(Dataset excerpts)
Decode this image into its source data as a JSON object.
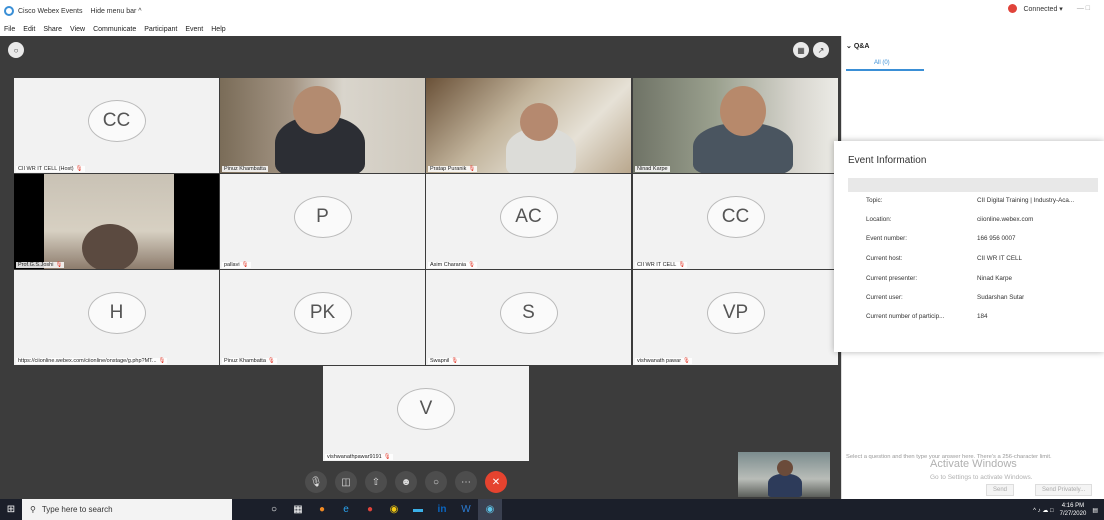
{
  "titlebar": {
    "app": "Cisco Webex Events",
    "hide_menu": "Hide menu bar ^",
    "status": "Connected ▾",
    "controls": "—  □"
  },
  "menu": [
    "File",
    "Edit",
    "Share",
    "View",
    "Communicate",
    "Participant",
    "Event",
    "Help"
  ],
  "tiles": [
    {
      "initials": "CC",
      "name": "CII WR IT CELL (Host)"
    },
    {
      "initials": "",
      "name": "Pinuz Khambatta"
    },
    {
      "initials": "",
      "name": "Pratap Puranik"
    },
    {
      "initials": "",
      "name": "Ninad Karpe"
    },
    {
      "initials": "",
      "name": "Prof.G.S.Joshi"
    },
    {
      "initials": "P",
      "name": "pallavi"
    },
    {
      "initials": "AC",
      "name": "Asim Charania"
    },
    {
      "initials": "CC",
      "name": "CII WR IT CELL"
    },
    {
      "initials": "H",
      "name": "https://ciionline.webex.com/ciionline/onstage/g.php?MT..."
    },
    {
      "initials": "PK",
      "name": "Pinuz Khambatta"
    },
    {
      "initials": "S",
      "name": "Swapnil"
    },
    {
      "initials": "VP",
      "name": "vishwanath pawar"
    },
    {
      "initials": "V",
      "name": "vishwanathpawar9191"
    }
  ],
  "qa": {
    "title": "Q&A",
    "tab": "All (0)",
    "input_placeholder": "Select a question and then type your answer here. There's a 256-character limit.",
    "send": "Send",
    "send_privately": "Send Privately..."
  },
  "event_info": {
    "title": "Event Information",
    "rows": [
      {
        "k": "Topic:",
        "v": "CII Digital Training | Industry-Aca..."
      },
      {
        "k": "Location:",
        "v": "ciionline.webex.com"
      },
      {
        "k": "Event number:",
        "v": "166 956 0007"
      },
      {
        "k": "Current host:",
        "v": "CII WR IT CELL"
      },
      {
        "k": "Current presenter:",
        "v": "Ninad Karpe"
      },
      {
        "k": "Current user:",
        "v": "Sudarshan Sutar"
      },
      {
        "k": "Current number of particip...",
        "v": "184"
      }
    ]
  },
  "watermark": {
    "line1": "Activate Windows",
    "line2": "Go to Settings to activate Windows."
  },
  "taskbar": {
    "search": "Type here to search",
    "time": "4:16 PM",
    "date": "7/27/2020"
  },
  "colors": {
    "stage": "#3c3c3c",
    "highlight": "#20b6e8",
    "end_call": "#e5432f"
  }
}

What you will do:
Give the count of lines that hold the word "Windows", with nothing added.

Problem solution:
2